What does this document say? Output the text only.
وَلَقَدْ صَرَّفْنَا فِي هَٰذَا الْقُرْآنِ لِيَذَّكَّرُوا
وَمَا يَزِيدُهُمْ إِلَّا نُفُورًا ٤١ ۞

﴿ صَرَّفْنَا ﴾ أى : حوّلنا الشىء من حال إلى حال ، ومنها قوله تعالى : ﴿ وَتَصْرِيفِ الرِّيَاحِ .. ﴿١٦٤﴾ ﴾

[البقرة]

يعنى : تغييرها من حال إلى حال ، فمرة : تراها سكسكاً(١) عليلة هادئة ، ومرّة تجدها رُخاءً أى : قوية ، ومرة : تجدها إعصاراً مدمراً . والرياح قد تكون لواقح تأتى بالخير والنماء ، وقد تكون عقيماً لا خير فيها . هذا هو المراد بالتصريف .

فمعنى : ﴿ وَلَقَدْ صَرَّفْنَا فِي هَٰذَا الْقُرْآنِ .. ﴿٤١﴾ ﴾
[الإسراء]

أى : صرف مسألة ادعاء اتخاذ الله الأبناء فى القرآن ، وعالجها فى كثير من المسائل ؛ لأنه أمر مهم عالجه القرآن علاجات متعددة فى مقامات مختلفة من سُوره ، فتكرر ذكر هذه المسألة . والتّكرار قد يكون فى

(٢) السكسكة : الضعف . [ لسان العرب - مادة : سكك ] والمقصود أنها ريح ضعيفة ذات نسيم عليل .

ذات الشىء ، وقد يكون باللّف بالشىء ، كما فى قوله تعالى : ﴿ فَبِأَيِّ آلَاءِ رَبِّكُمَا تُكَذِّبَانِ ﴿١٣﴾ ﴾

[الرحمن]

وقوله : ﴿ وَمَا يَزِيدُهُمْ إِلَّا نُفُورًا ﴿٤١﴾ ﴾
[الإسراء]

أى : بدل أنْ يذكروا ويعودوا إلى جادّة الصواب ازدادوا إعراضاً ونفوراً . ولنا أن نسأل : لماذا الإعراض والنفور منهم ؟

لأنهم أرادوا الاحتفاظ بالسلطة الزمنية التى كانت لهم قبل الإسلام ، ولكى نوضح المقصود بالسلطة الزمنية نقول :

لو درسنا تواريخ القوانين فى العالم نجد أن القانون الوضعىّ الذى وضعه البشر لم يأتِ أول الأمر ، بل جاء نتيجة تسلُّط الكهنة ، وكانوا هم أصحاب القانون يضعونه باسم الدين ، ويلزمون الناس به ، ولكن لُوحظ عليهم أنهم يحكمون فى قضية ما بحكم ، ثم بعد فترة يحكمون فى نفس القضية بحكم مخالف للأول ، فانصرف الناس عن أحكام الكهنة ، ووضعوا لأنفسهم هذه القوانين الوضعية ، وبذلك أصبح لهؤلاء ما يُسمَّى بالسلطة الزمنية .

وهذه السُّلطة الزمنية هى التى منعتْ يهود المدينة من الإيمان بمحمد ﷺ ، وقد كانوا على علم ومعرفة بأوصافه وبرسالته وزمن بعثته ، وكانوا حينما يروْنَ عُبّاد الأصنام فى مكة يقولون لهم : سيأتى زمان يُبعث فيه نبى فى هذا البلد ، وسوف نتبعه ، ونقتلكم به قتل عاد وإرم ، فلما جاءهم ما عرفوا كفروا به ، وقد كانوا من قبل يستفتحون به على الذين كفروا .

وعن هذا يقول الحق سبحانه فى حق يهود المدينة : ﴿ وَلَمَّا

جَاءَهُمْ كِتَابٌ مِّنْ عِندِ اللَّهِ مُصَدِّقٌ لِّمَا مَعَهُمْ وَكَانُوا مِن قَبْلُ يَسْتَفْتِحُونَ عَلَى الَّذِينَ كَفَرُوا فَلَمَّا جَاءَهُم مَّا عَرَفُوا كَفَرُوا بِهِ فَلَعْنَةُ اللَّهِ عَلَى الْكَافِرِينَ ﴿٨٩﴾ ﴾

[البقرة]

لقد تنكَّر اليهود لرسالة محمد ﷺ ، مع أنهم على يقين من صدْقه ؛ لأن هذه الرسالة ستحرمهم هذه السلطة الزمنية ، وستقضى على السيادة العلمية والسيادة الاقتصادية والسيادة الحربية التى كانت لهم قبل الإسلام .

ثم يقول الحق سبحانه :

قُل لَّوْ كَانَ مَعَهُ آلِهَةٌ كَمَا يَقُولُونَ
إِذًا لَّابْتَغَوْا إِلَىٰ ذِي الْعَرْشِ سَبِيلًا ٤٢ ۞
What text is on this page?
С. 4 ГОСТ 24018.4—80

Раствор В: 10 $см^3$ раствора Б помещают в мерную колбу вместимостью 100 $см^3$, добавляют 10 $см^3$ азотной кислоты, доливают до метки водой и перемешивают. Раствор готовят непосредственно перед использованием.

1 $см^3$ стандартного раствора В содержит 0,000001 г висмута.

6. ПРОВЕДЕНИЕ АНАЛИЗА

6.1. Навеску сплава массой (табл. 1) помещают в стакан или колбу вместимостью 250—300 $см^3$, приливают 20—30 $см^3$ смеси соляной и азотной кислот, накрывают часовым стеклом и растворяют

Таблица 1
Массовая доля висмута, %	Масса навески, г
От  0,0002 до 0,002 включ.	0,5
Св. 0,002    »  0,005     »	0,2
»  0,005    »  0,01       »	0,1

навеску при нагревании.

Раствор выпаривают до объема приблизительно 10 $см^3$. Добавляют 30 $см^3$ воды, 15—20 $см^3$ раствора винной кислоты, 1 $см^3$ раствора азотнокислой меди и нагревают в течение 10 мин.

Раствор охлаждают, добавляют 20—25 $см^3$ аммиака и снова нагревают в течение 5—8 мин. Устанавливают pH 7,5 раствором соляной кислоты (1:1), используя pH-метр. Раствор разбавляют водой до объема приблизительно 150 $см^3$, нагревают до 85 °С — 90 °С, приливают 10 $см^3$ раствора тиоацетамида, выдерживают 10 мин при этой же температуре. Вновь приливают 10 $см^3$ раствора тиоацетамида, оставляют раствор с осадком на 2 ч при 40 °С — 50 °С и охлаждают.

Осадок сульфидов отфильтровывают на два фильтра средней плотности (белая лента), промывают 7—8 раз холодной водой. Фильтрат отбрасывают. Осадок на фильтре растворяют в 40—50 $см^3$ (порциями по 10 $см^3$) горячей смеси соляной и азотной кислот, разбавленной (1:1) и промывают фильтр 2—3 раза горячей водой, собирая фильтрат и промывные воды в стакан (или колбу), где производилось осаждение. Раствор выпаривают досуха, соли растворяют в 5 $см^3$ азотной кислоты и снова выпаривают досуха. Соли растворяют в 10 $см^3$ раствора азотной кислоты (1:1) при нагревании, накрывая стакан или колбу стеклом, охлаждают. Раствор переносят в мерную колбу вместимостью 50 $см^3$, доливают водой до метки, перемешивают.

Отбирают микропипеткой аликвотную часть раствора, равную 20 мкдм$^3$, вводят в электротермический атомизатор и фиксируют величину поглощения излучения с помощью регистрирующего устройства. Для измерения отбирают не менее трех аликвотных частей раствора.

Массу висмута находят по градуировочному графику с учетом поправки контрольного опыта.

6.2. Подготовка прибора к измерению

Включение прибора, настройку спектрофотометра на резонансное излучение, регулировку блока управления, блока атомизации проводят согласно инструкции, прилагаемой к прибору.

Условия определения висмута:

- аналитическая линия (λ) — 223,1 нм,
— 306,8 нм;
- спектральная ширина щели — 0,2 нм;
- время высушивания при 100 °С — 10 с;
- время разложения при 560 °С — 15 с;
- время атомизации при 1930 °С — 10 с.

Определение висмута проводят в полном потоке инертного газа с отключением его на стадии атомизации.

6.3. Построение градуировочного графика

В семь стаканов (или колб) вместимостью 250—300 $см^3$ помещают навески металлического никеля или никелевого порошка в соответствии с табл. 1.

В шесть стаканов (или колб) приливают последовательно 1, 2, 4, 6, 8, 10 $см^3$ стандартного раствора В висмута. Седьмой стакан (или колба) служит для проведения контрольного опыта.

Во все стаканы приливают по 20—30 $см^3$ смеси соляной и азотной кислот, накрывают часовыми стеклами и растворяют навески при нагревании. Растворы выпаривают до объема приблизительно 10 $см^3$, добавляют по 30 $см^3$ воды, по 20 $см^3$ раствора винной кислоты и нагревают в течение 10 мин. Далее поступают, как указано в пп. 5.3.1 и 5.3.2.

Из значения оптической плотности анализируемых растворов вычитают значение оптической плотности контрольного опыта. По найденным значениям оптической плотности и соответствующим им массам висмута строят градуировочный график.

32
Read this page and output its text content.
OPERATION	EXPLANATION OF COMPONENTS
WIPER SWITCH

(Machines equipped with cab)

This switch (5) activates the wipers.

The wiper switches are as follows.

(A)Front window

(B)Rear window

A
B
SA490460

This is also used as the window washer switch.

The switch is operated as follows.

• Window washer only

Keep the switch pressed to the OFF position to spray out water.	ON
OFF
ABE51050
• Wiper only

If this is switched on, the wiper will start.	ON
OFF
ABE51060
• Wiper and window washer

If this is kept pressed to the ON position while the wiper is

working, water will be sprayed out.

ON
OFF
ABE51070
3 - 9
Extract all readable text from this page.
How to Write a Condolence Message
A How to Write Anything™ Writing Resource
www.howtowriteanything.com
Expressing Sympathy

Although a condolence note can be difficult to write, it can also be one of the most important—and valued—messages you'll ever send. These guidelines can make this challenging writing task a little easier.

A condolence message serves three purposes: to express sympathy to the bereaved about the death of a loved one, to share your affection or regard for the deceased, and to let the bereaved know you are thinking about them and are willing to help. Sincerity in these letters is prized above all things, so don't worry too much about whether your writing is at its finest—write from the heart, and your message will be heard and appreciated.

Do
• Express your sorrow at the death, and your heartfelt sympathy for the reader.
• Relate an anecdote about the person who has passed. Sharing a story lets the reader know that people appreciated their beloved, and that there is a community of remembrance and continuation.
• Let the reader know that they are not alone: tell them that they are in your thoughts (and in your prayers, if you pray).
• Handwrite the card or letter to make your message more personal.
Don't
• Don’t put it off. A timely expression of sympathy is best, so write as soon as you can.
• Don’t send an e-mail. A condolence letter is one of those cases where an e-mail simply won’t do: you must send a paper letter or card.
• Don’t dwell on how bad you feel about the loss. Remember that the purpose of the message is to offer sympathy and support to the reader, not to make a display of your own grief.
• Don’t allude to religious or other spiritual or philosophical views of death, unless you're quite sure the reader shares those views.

• [What the task asks]:
List every line from the entries above in which "воды" appears.

• [Worked solution]:
Раствор выпаривают до объема приблизительно 10 $см^3$. Добавляют 30 $см^3$ воды, 15—20 $см^3$ раствора винной кислоты, 1 $см^3$ раствора азотнокислой меди и нагревают в течение 10 мин.
Осадок сульфидов отфильтровывают на два фильтра средней плотности (белая лента), промывают 7—8 раз холодной водой. Фильтрат отбрасывают. Осадок на фильтре растворяют в 40—50 $см^3$ (порциями по 10 $см^3$) горячей смеси соляной и азотной кислот, разбавленной (1:1) и промывают фильтр 2—3 раза горячей водой, собирая фильтрат и промывные воды в стакан (или колбу), где производилось осаждение. Раствор выпаривают досуха, соли растворяют в 5 $см^3$ азотной кислоты и снова выпаривают досуха. Соли растворяют в 10 $см^3$ раствора азотной кислоты (1:1) при нагревании, накрывая стакан или колбу стеклом, охлаждают. Раствор переносят в мерную колбу вместимостью 50 $см^3$, доливают водой до метки, перемешивают.
Во все стаканы приливают по 20—30 $см^3$ смеси соляной и азотной кислот, накрывают часовыми стеклами и растворяют навески при нагревании. Растворы выпаривают до объема приблизительно 10 $см^3$, добавляют по 30 $см^3$ воды, по 20 $см^3$ раствора винной кислоты и нагревают в течение 10 мин. Далее поступают, как указано в пп. 5.3.1 и 5.3.2.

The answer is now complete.